» Given problem
Update the rows from the line containing "event-name: Supercar Madness" through the line containing "event-name: Nationaal Oldtimers" by writing them out again with "hero-light" changed to "hero-lamp" and everything else left as it is.

» Supplied records
========
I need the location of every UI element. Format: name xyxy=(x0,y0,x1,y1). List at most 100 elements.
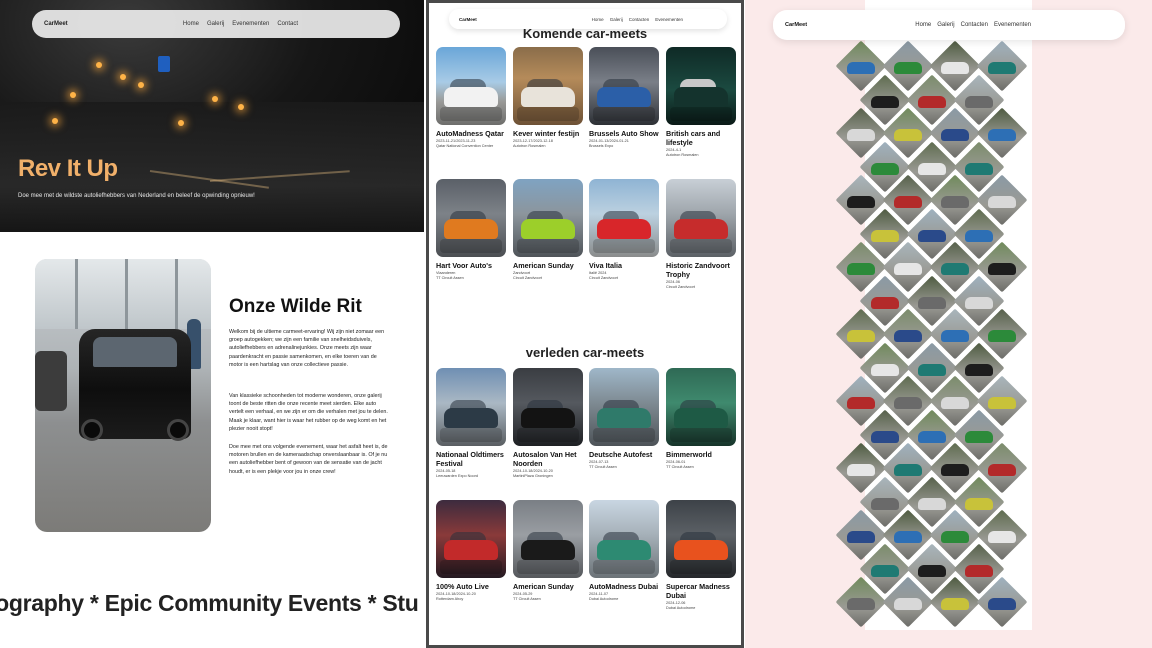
event-name: Supercar Madness Dubai xyxy=(666,582,730,600)
event-name: Historic Zandvoort Trophy xyxy=(666,261,730,279)
event-image xyxy=(513,179,583,257)
hero-light xyxy=(70,92,76,98)
nav-links: Home Galerij Evenementen Contact xyxy=(183,21,298,27)
hall-beam xyxy=(75,259,78,329)
event-card[interactable]: American Sunday Zandvoort Circuit Zandvo… xyxy=(513,179,585,280)
events-page-screenshot: CarMeet Home Galerij Contacten Evenement… xyxy=(426,0,744,648)
brand-logo[interactable]: CarMeet xyxy=(785,22,807,28)
event-date: 2024-07-13 xyxy=(589,460,609,464)
event-name: Nationaal Oldtimers Festival xyxy=(436,450,504,468)
hall-beam xyxy=(175,259,178,329)
event-image xyxy=(666,47,736,125)
nav-link-evenementen[interactable]: Evenementen xyxy=(994,22,1031,28)
hero-subtitle: Doe mee met de wildste autoliefhebbers v… xyxy=(18,193,255,199)
event-location: Autotron Rosmalen xyxy=(666,153,699,157)
event-card[interactable]: 100% Auto Live 2024-10-18/2024-10-20 Rot… xyxy=(436,500,508,601)
event-location: Circuit Zandvoort xyxy=(513,276,542,280)
event-image xyxy=(513,47,583,125)
event-name: Viva Italia xyxy=(589,261,623,270)
event-name: Kever winter festijn xyxy=(513,129,580,138)
about-paragraph: Van klassieke schoonheden tot moderne wo… xyxy=(229,393,388,432)
event-name: Hart Voor Auto's xyxy=(436,261,493,270)
event-image xyxy=(436,47,506,125)
event-name: American Sunday xyxy=(513,582,574,591)
event-date: 2024-05-29 xyxy=(513,592,533,596)
event-name: American Sunday xyxy=(513,261,574,270)
hero-title: Rev It Up xyxy=(18,155,118,182)
event-location: Qatar National Convention Center xyxy=(436,144,494,148)
hero-light xyxy=(178,120,184,126)
event-name: British cars and lifestyle xyxy=(666,129,721,147)
event-card[interactable]: Historic Zandvoort Trophy 2024-06 Circui… xyxy=(666,179,738,289)
event-location: TT Circuit Assen xyxy=(666,465,694,469)
event-card[interactable]: AutoMadness Dubai 2024-11-07 Dubai Autod… xyxy=(589,500,661,601)
event-location: Autotron Rosmalen xyxy=(513,144,546,148)
nav-link-evenementen[interactable]: Evenementen xyxy=(655,17,683,22)
nav-link-contacten[interactable]: Contacten xyxy=(961,22,988,28)
event-location: Dubai Autodrome xyxy=(666,606,696,610)
event-name: Autosalon Van Het Noorden xyxy=(513,450,577,468)
event-image xyxy=(436,368,506,446)
event-date: 2024-01-13/2024-01-21 xyxy=(589,139,629,143)
hero-light xyxy=(238,104,244,110)
event-date: 2023-12-17/2023-12-18 xyxy=(513,139,553,143)
event-card[interactable]: Kever winter festijn 2023-12-17/2023-12-… xyxy=(513,47,585,148)
event-card[interactable]: Deutsche Autofest 2024-07-13 TT Circuit … xyxy=(589,368,661,469)
about-car-photo xyxy=(35,259,211,532)
brand-logo[interactable]: CarMeet xyxy=(44,21,68,27)
event-card[interactable]: Supercar Madness Dubai 2024-12-06 Dubai … xyxy=(666,500,738,610)
event-location: Circuit Zandvoort xyxy=(589,276,618,280)
event-location: MartiniPlaza Groningen xyxy=(513,474,553,478)
event-image xyxy=(436,500,506,578)
event-card[interactable]: Autosalon Van Het Noorden 2024-10-18/202… xyxy=(513,368,585,478)
event-card[interactable]: Hart Voor Auto's Vlaanderen TT Circuit A… xyxy=(436,179,508,280)
event-card[interactable]: British cars and lifestyle 2024-4-1 Auto… xyxy=(666,47,738,157)
event-image xyxy=(436,179,506,257)
event-card[interactable]: Bimmerworld 2024-06-01 TT Circuit Assen xyxy=(666,368,738,469)
nav-link-evenementen[interactable]: Evenementen xyxy=(232,21,269,27)
event-card[interactable]: Brussels Auto Show 2024-01-13/2024-01-21… xyxy=(589,47,661,148)
event-card[interactable]: American Sunday 2024-05-29 TT Circuit As… xyxy=(513,500,585,601)
home-page-screenshot: CarMeet Home Galerij Evenementen Contact… xyxy=(0,0,424,648)
nav-link-home[interactable]: Home xyxy=(183,21,199,27)
hero-light xyxy=(212,96,218,102)
event-image xyxy=(666,179,736,257)
nav-link-galerij[interactable]: Galerij xyxy=(610,17,623,22)
event-date: Zandvoort xyxy=(513,271,531,275)
event-location: TT Circuit Assen xyxy=(589,465,617,469)
event-date: 2023-11-21/2023-11-23 xyxy=(436,139,476,143)
nav-link-home[interactable]: Home xyxy=(592,17,604,22)
parking-sign xyxy=(158,56,170,72)
gallery-page-screenshot: CarMeet Home Galerij Contacten Evenement… xyxy=(745,0,1152,648)
event-image xyxy=(589,47,659,125)
event-card[interactable]: Viva Italia Italië 2024 Circuit Zandvoor… xyxy=(589,179,661,280)
car-wheel xyxy=(167,419,189,441)
brand-logo[interactable]: CarMeet xyxy=(459,17,477,22)
hero-light xyxy=(96,62,102,68)
event-card[interactable]: Nationaal Oldtimers Festival 2024-05-18 … xyxy=(436,368,508,478)
hero-light xyxy=(138,82,144,88)
top-navbar: CarMeet Home Galerij Evenementen Contact xyxy=(32,10,400,38)
event-image xyxy=(589,179,659,257)
nav-link-contact[interactable]: Contact xyxy=(277,21,298,27)
background-car xyxy=(35,351,67,411)
event-location: Dubai Autodrome xyxy=(589,597,619,601)
event-card[interactable]: AutoMadness Qatar 2023-11-21/2023-11-23 … xyxy=(436,47,508,148)
event-date: 2024-11-07 xyxy=(589,592,609,596)
nav-link-contacten[interactable]: Contacten xyxy=(629,17,650,22)
event-image xyxy=(513,368,583,446)
event-image xyxy=(666,368,736,446)
nav-link-galerij[interactable]: Galerij xyxy=(207,21,224,27)
hall-roof xyxy=(35,259,211,329)
hero-light xyxy=(52,118,58,124)
past-section-title: verleden car-meets xyxy=(525,345,645,360)
about-title: Onze Wilde Rit xyxy=(229,296,362,317)
event-name: Deutsche Autofest xyxy=(589,450,653,459)
event-location: TT Circuit Assen xyxy=(513,597,541,601)
nav-link-home[interactable]: Home xyxy=(915,22,931,28)
car-windshield xyxy=(93,337,177,367)
event-name: AutoMadness Qatar xyxy=(436,129,504,138)
event-date: 2024-12-06 xyxy=(666,601,686,605)
nav-link-galerij[interactable]: Galerij xyxy=(937,22,954,28)
event-date: 2024-10-18/2024-10-20 xyxy=(436,592,476,596)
========
» Exercise output
event-name: Supercar Madness Dubai xyxy=(666,582,730,600)
event-name: Historic Zandvoort Trophy xyxy=(666,261,730,279)
event-image xyxy=(513,179,583,257)
hero-lamp xyxy=(70,92,76,98)
nav-links: Home Galerij Evenementen Contact xyxy=(183,21,298,27)
hall-beam xyxy=(75,259,78,329)
event-card[interactable]: American Sunday Zandvoort Circuit Zandvo… xyxy=(513,179,585,280)
events-page-screenshot: CarMeet Home Galerij Contacten Evenement… xyxy=(426,0,744,648)
brand-logo[interactable]: CarMeet xyxy=(785,22,807,28)
event-date: 2024-07-13 xyxy=(589,460,609,464)
event-name: Nationaal Oldtimers Festival xyxy=(436,450,504,468)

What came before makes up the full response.